[DATA IN THIS EXERCISE]
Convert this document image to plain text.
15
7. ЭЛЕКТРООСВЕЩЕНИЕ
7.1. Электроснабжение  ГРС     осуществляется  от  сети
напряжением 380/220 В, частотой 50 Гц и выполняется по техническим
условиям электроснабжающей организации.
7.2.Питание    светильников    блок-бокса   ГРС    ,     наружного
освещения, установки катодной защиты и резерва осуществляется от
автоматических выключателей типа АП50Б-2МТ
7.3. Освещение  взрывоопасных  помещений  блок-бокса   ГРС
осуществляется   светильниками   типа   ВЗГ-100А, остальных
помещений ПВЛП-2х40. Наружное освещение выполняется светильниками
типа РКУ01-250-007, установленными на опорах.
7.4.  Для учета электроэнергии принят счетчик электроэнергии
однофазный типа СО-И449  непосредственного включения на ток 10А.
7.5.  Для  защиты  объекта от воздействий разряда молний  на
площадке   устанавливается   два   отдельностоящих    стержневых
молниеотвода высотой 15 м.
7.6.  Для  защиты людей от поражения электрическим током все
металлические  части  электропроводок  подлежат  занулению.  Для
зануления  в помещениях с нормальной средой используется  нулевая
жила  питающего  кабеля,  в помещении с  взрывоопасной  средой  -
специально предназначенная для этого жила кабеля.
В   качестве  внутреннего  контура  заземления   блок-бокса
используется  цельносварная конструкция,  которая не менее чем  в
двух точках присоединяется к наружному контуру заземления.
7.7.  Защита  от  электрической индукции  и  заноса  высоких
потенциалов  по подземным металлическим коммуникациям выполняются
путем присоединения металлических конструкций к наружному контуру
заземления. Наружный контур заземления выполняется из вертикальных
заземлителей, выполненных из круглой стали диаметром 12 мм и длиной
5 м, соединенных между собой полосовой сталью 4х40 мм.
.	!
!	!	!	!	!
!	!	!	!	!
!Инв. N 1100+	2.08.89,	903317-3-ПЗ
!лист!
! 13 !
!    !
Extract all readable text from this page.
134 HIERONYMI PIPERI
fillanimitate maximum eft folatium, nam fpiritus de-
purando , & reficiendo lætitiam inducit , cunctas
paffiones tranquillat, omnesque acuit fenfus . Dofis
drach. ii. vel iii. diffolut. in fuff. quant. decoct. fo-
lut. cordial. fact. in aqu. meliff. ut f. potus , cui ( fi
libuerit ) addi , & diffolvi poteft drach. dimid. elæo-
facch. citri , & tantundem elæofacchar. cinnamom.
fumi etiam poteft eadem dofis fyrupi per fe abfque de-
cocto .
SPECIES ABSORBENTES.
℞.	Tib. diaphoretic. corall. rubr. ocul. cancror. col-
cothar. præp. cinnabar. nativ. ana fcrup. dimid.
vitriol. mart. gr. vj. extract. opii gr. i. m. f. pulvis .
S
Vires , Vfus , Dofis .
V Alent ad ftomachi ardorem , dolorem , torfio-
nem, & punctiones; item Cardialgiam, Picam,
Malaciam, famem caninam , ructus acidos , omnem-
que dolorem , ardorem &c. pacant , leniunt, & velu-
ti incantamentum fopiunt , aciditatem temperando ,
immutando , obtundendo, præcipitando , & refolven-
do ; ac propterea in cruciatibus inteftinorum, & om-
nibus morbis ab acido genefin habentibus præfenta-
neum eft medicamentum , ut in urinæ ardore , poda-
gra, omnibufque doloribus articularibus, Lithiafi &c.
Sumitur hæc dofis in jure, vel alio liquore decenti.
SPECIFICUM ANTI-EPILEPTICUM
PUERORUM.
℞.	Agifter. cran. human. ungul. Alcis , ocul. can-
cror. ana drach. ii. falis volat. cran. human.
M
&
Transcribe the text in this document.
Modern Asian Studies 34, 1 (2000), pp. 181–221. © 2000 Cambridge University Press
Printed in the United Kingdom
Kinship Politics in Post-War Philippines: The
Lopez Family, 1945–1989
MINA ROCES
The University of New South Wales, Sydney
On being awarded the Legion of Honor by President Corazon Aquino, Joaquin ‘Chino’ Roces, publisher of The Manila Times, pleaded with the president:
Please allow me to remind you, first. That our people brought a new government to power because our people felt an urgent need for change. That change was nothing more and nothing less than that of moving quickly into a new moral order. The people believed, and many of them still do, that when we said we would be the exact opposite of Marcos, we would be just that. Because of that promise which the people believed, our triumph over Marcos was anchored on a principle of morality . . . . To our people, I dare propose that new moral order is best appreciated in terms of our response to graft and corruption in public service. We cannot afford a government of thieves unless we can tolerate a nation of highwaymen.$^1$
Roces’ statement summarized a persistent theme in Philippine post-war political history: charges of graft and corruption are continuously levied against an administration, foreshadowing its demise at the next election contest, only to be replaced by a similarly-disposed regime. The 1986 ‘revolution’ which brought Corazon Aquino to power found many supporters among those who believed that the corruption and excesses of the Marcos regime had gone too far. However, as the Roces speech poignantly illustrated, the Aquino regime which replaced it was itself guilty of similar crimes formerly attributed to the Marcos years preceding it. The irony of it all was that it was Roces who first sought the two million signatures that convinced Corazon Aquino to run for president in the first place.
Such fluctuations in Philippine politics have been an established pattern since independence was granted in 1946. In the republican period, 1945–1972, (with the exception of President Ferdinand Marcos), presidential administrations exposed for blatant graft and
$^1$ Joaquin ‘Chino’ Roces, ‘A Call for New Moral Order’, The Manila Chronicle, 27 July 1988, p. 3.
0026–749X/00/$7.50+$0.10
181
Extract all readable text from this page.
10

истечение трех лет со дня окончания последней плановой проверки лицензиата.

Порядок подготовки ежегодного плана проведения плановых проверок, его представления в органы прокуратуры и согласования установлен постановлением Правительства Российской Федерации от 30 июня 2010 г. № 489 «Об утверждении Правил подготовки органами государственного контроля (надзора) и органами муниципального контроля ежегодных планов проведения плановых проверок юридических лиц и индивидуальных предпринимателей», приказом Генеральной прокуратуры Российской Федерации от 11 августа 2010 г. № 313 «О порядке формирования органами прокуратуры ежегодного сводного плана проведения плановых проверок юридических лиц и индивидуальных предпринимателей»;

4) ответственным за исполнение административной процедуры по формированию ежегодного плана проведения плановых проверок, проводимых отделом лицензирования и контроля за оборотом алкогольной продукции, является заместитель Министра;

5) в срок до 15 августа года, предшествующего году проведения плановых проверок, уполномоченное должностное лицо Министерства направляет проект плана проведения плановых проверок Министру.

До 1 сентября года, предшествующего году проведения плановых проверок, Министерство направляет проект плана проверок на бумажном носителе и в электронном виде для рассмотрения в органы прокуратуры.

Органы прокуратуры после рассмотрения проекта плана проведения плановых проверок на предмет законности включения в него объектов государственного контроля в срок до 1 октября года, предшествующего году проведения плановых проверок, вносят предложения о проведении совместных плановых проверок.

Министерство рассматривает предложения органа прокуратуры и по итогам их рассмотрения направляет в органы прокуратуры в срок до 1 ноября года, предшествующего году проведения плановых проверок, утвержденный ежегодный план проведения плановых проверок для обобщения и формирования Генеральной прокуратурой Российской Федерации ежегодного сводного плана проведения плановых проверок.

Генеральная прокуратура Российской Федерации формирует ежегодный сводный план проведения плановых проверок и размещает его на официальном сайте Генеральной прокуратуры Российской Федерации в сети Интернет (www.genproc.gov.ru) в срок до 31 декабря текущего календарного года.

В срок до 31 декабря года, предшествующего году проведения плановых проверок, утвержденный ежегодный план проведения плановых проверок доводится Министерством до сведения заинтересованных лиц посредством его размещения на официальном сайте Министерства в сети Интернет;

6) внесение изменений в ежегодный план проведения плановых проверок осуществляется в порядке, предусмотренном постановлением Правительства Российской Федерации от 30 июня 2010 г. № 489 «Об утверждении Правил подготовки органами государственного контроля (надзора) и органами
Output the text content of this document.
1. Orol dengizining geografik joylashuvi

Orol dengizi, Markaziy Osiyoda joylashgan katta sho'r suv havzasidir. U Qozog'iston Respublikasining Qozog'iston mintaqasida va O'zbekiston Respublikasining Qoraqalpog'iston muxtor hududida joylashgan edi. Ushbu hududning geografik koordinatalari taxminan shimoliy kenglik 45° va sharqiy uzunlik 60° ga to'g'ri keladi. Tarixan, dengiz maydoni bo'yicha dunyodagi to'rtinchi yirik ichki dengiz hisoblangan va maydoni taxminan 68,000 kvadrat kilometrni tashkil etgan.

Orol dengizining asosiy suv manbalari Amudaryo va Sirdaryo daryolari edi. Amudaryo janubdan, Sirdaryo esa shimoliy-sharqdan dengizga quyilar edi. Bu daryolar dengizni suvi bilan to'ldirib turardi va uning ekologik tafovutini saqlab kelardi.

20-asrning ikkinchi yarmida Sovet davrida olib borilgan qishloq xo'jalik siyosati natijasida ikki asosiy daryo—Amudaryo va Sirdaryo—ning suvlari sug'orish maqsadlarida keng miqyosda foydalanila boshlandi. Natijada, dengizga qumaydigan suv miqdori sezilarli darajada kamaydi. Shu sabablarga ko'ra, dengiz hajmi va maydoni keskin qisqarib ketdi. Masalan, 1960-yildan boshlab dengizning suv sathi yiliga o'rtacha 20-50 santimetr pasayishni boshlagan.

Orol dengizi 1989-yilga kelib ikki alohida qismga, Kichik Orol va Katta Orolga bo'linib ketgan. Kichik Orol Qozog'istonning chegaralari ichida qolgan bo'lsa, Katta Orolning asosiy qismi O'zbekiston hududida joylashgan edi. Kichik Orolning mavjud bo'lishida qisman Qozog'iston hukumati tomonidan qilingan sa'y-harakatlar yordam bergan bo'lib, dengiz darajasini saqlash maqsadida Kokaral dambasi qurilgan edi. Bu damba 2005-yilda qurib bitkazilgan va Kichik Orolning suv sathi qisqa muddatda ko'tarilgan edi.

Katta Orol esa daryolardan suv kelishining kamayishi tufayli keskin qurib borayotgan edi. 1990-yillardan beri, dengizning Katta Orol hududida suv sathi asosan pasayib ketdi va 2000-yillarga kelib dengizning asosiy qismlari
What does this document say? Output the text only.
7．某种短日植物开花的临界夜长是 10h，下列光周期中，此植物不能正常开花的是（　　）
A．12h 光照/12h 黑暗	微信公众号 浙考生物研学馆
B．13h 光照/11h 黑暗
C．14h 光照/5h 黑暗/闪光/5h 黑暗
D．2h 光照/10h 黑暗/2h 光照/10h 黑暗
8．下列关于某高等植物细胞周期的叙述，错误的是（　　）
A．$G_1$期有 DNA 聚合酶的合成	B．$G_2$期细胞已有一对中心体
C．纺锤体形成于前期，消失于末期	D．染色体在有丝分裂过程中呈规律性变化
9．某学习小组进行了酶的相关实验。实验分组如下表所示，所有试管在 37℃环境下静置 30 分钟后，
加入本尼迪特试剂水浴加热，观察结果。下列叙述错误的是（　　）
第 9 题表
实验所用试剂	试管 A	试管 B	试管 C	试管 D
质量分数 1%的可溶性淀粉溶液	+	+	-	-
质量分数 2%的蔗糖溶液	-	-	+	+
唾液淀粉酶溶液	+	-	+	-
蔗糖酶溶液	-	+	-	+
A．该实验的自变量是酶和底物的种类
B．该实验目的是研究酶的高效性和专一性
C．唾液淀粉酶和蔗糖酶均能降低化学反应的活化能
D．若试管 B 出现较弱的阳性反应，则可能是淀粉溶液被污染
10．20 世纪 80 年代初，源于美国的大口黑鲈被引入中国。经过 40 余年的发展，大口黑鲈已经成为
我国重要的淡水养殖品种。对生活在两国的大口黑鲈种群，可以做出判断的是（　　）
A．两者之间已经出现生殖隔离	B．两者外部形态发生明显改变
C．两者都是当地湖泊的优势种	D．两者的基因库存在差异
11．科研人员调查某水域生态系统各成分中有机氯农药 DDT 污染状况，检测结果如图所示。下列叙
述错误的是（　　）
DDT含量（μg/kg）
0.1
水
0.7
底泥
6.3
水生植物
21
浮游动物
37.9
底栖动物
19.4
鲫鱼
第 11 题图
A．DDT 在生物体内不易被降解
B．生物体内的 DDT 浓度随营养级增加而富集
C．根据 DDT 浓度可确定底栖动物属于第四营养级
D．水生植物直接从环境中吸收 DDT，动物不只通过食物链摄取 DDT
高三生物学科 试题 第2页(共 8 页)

[EXERCISE OBJECTIVE] For each line of the listing that holds the word "Интернет", show that line.

[COMPLETED TASK]
Генеральная прокуратура Российской Федерации формирует ежегодный сводный план проведения плановых проверок и размещает его на официальном сайте Генеральной прокуратуры Российской Федерации в сети Интернет (www.genproc.gov.ru) в срок до 31 декабря текущего календарного года.
В срок до 31 декабря года, предшествующего году проведения плановых проверок, утвержденный ежегодный план проведения плановых проверок доводится Министерством до сведения заинтересованных лиц посредством его размещения на официальном сайте Министерства в сети Интернет;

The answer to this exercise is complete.